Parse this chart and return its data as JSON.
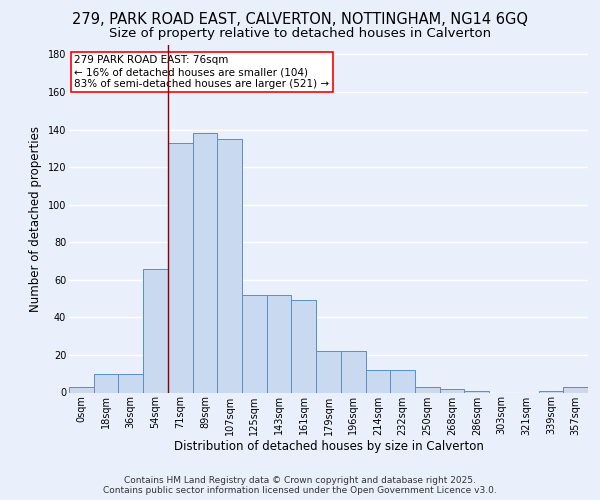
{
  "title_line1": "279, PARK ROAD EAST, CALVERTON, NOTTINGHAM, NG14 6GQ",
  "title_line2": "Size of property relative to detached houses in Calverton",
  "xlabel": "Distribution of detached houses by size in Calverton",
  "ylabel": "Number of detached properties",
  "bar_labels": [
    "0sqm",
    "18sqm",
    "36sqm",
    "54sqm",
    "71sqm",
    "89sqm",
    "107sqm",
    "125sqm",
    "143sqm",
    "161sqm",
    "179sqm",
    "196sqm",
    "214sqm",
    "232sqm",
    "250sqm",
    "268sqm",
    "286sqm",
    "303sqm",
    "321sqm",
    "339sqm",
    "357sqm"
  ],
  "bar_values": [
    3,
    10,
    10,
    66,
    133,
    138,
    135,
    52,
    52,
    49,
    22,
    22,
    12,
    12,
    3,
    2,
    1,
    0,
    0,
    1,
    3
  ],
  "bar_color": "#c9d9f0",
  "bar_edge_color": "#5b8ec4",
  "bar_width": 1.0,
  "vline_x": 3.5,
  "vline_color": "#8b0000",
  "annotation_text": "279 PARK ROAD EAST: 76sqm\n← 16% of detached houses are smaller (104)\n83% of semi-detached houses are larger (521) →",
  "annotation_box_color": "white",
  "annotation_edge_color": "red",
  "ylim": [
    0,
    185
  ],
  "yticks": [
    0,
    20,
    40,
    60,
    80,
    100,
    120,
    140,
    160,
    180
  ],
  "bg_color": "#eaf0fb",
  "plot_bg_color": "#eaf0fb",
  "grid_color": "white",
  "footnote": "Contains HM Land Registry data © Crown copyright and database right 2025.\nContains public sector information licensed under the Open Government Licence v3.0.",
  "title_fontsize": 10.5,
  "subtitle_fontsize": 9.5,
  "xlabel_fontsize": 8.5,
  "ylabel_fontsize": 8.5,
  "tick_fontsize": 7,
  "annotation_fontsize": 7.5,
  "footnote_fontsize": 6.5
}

Written task - Which lines above contain the word "ROAD"? Copy each of them.

Reply to the task -
  "title_line1": "279, PARK ROAD EAST, CALVERTON, NOTTINGHAM, NG14 6GQ",
  "annotation_text": "279 PARK ROAD EAST: 76sqm\n← 16% of detached houses are smaller (104)\n83% of semi-detached houses are larger (521) →",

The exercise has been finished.